Items listed in a dataset:
----------------------------------------

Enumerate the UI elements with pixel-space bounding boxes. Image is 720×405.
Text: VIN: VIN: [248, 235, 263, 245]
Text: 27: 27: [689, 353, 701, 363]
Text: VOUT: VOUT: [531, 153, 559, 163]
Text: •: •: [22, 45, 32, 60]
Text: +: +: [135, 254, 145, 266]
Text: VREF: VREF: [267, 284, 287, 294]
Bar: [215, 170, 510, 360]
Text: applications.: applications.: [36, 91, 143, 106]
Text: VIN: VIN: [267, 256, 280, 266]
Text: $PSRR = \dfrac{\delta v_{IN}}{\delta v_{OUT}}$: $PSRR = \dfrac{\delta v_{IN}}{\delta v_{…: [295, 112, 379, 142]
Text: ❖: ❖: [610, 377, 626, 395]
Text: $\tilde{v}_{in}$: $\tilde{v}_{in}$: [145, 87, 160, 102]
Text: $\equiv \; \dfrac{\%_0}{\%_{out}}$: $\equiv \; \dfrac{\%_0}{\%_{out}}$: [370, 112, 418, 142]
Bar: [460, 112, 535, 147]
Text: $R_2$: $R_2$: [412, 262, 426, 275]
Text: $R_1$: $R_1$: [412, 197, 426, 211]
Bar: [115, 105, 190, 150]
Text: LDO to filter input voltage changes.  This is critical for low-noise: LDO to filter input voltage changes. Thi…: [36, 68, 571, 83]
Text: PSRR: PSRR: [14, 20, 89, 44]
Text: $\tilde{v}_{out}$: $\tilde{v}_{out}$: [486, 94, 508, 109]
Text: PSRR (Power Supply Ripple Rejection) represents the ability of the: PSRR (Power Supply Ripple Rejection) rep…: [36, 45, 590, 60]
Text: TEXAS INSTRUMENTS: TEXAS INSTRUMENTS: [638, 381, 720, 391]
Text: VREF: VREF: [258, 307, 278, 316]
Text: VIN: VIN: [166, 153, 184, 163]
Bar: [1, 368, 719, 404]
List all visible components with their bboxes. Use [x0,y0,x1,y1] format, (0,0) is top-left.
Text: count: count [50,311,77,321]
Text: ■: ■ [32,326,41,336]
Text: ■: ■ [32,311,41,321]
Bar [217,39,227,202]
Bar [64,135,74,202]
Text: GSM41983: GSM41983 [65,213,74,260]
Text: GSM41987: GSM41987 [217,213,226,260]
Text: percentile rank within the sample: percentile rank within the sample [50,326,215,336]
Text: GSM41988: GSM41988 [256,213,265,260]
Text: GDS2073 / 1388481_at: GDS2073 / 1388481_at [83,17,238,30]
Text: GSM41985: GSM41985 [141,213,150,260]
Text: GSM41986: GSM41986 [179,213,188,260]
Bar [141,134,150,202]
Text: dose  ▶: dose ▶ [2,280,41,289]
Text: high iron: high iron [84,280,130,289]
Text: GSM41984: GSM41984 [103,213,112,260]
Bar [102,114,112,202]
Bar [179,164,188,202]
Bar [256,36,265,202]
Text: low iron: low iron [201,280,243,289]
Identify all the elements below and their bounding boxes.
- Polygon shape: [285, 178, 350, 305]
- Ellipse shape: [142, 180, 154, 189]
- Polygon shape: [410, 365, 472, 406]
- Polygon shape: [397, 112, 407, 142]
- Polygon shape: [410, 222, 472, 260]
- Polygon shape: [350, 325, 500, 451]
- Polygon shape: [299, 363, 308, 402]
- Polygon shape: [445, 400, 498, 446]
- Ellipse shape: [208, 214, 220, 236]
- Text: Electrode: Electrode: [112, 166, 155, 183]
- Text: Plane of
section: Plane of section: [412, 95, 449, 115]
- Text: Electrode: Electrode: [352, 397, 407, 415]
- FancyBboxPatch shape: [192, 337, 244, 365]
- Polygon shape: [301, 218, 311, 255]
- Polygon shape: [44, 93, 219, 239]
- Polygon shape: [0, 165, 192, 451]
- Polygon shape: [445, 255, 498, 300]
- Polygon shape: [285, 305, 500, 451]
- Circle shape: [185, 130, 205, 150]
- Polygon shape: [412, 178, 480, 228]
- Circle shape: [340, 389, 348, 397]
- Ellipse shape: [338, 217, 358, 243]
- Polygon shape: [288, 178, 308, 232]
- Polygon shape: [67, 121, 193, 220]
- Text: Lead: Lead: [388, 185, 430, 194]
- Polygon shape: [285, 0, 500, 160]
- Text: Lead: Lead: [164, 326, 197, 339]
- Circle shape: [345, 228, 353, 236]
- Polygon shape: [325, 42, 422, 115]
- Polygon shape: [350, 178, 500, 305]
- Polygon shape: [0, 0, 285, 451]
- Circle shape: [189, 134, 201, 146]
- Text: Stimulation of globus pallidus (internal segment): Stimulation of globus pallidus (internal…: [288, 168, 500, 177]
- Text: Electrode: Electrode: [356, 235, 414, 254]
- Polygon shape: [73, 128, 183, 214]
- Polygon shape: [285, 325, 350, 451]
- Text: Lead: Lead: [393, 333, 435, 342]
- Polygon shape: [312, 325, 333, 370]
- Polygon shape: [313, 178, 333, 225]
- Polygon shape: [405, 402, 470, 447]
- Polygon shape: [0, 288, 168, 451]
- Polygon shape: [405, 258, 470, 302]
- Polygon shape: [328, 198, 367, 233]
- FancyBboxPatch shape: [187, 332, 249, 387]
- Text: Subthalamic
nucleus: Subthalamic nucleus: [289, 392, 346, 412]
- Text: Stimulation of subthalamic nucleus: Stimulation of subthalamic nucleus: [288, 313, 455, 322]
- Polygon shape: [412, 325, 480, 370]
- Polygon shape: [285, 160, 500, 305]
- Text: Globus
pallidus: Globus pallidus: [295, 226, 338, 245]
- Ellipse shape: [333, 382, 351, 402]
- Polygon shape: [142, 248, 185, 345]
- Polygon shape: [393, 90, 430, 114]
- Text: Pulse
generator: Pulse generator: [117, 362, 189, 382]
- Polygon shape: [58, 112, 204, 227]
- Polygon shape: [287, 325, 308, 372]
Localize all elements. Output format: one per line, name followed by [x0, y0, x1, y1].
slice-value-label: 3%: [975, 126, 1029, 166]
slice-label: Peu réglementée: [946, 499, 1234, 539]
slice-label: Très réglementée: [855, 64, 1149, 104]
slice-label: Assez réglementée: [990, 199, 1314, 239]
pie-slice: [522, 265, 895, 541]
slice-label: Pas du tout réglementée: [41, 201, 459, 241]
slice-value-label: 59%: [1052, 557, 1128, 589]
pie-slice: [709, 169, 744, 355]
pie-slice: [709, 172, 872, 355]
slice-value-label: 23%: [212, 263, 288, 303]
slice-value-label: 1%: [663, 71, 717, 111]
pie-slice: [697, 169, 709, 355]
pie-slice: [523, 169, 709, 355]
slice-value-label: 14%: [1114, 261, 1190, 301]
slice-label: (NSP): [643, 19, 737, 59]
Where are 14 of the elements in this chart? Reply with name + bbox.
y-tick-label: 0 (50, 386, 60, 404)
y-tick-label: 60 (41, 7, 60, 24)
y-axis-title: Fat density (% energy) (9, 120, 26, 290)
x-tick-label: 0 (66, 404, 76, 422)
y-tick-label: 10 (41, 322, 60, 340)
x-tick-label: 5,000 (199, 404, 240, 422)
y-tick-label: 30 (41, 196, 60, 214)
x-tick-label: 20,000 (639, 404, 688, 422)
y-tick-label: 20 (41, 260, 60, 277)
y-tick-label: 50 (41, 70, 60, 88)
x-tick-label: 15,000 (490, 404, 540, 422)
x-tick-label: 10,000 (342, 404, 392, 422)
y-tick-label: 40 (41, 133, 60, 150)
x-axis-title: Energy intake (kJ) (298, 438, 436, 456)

----------------------------------------

Written request: Quote the entries starting at the beginning and ending at the line that contains "Text: PSRR: PSRR: [14, 20, 89, 44]", with both ends included.

The solution:
Enumerate the UI elements with pixel-space bounding boxes. Image is 720×405.
Text: VIN: VIN: [248, 235, 263, 245]
Text: 27: 27: [689, 353, 701, 363]
Text: VOUT: VOUT: [531, 153, 559, 163]
Text: •: •: [22, 45, 32, 60]
Text: +: +: [135, 254, 145, 266]
Text: VREF: VREF: [267, 284, 287, 294]
Bar: [215, 170, 510, 360]
Text: applications.: applications.: [36, 91, 143, 106]
Text: VIN: VIN: [267, 256, 280, 266]
Text: $PSRR = \dfrac{\delta v_{IN}}{\delta v_{OUT}}$: $PSRR = \dfrac{\delta v_{IN}}{\delta v_{…: [295, 112, 379, 142]
Text: ❖: ❖: [610, 377, 626, 395]
Text: $\tilde{v}_{in}$: $\tilde{v}_{in}$: [145, 87, 160, 102]
Text: $\equiv \; \dfrac{\%_0}{\%_{out}}$: $\equiv \; \dfrac{\%_0}{\%_{out}}$: [370, 112, 418, 142]
Bar: [460, 112, 535, 147]
Text: $R_2$: $R_2$: [412, 262, 426, 275]
Text: $R_1$: $R_1$: [412, 197, 426, 211]
Bar: [115, 105, 190, 150]
Text: LDO to filter input voltage changes.  This is critical for low-noise: LDO to filter input voltage changes. Thi…: [36, 68, 571, 83]
Text: PSRR: PSRR: [14, 20, 89, 44]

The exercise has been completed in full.